• Given task: Go through the listing and pick out each line with the word "that" in it.
-- start of Extracted records --
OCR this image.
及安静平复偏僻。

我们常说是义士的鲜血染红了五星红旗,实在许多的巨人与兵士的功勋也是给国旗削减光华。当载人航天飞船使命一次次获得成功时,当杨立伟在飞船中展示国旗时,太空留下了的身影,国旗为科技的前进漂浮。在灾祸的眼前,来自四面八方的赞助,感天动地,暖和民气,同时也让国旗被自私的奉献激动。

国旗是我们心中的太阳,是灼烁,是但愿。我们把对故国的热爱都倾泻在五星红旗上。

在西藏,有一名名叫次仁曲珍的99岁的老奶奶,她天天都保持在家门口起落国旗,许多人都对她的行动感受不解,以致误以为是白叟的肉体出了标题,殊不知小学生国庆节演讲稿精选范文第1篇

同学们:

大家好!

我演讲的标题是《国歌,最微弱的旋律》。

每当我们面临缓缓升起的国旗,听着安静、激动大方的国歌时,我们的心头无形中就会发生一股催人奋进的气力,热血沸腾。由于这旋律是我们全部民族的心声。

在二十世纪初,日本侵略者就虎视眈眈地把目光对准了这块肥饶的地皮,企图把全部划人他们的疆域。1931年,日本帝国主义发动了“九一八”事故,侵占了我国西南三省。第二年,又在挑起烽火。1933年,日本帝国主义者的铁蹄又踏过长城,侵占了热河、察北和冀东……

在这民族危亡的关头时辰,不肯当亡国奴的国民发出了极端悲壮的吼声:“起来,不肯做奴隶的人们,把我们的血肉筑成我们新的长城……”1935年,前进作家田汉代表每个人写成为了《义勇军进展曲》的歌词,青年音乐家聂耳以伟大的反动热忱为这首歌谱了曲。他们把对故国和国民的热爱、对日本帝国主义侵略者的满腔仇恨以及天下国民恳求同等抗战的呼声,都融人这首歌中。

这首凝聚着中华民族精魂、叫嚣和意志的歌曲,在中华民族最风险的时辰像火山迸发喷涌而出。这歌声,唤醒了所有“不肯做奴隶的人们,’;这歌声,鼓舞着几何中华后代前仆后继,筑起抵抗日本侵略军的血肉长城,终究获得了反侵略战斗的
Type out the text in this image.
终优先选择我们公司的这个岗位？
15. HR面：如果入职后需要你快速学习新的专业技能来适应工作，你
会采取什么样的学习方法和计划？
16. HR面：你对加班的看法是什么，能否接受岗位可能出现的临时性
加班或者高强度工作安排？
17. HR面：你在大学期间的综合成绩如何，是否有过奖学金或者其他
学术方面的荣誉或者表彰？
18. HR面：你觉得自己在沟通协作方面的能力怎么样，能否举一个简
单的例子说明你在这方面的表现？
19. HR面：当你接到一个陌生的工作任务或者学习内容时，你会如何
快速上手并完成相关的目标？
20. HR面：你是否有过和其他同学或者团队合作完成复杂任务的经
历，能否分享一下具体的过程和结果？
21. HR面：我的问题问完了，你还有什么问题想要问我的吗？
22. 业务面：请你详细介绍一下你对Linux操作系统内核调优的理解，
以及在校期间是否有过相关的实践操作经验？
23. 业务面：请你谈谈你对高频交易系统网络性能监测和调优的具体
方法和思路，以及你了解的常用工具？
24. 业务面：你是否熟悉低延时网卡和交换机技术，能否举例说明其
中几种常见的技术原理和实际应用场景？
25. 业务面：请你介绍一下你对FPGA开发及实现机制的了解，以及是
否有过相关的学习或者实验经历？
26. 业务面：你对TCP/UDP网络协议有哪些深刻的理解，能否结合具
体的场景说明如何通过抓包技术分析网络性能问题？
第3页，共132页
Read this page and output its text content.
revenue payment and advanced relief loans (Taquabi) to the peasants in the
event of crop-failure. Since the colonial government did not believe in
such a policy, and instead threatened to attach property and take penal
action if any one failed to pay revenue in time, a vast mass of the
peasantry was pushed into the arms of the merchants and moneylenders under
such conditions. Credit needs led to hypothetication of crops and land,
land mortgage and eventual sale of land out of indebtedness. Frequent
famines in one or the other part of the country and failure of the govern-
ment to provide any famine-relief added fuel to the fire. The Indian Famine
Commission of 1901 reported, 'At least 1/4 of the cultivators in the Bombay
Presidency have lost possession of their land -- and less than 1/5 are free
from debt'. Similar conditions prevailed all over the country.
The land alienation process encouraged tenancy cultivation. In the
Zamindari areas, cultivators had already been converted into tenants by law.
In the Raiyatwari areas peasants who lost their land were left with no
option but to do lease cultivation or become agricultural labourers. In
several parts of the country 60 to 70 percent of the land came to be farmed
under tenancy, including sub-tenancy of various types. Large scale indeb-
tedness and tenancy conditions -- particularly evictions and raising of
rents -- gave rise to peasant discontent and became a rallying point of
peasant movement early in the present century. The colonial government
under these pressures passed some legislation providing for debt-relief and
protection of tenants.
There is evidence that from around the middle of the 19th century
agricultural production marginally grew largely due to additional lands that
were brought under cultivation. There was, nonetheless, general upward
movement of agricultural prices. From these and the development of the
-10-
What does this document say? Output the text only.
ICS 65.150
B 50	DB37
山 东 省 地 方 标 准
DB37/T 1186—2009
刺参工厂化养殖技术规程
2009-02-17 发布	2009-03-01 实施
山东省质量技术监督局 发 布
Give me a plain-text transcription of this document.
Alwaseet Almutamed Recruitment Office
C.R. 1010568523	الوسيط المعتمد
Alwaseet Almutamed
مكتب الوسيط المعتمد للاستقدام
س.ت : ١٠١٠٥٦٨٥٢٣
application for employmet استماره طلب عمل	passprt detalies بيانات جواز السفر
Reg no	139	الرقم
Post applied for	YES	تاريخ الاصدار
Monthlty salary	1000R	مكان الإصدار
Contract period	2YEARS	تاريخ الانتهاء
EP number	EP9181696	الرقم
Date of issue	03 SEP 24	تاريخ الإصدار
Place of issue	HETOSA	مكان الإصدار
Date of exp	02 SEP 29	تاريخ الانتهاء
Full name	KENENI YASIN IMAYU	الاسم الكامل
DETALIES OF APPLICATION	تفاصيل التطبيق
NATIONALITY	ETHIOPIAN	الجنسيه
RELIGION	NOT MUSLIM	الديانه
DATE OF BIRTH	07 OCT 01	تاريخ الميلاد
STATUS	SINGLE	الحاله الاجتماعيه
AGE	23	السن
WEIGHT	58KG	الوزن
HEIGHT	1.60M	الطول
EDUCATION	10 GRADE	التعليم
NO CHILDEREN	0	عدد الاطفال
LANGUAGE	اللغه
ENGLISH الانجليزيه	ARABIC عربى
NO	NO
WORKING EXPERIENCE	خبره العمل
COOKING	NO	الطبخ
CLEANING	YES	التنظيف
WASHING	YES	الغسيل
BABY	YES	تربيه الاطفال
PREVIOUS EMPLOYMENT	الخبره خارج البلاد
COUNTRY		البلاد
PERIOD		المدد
-- end of Extracted records --
• Task solution:
There is evidence that from around the middle of the 19th century
agricultural production marginally grew largely due to additional lands that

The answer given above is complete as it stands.